▶ Task directions:
Go through the entries below and retype them exactly, omitting each picture.

[Excerpts from a figure dataset]
* start *
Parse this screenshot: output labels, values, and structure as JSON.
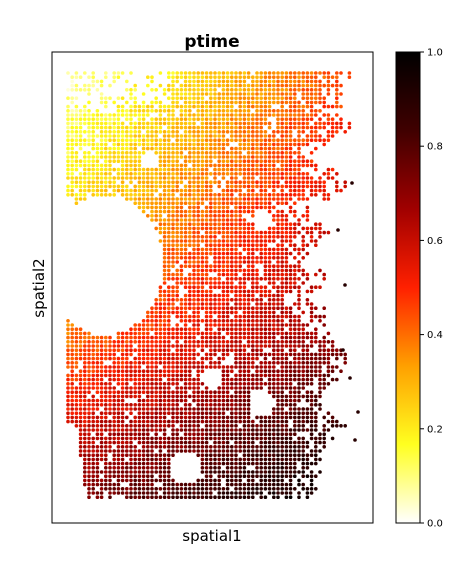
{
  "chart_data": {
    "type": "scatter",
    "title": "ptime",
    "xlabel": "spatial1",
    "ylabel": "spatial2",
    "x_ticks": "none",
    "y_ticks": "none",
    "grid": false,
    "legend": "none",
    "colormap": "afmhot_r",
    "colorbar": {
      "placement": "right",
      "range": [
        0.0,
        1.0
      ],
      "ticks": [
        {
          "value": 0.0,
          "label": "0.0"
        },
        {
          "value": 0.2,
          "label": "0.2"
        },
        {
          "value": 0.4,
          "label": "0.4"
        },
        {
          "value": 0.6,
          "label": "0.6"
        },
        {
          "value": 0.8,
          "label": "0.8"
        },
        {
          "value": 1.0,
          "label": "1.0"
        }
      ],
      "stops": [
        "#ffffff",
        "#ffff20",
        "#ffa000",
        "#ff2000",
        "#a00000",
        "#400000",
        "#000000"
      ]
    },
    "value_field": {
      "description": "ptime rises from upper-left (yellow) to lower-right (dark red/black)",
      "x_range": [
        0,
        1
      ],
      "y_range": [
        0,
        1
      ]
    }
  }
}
* end *
▶ Response:
Parse this screenshot: output labels, values, and structure as JSON.
{
  "chart_data": {
    "type": "scatter",
    "title": "ptime",
    "xlabel": "spatial1",
    "ylabel": "spatial2",
    "x_ticks": "none",
    "y_ticks": "none",
    "grid": false,
    "legend": "none",
    "colormap": "afmhot_r",
    "colorbar": {
      "placement": "right",
      "range": [
        0.0,
        1.0
      ],
      "ticks": [
        {
          "value": 0.0,
          "label": "0.0"
        },
        {
          "value": 0.2,
          "label": "0.2"
        },
        {
          "value": 0.4,
          "label": "0.4"
        },
        {
          "value": 0.6,
          "label": "0.6"
        },
        {
          "value": 0.8,
          "label": "0.8"
        },
        {
          "value": 1.0,
          "label": "1.0"
        }
      ],
      "stops": [
        "#ffffff",
        "#ffff20",
        "#ffa000",
        "#ff2000",
        "#a00000",
        "#400000",
        "#000000"
      ]
    },
    "value_field": {
      "description": "ptime rises from upper-left (yellow) to lower-right (dark red/black)",
      "x_range": [
        0,
        1
      ],
      "y_range": [
        0,
        1
      ]
    }
  }
}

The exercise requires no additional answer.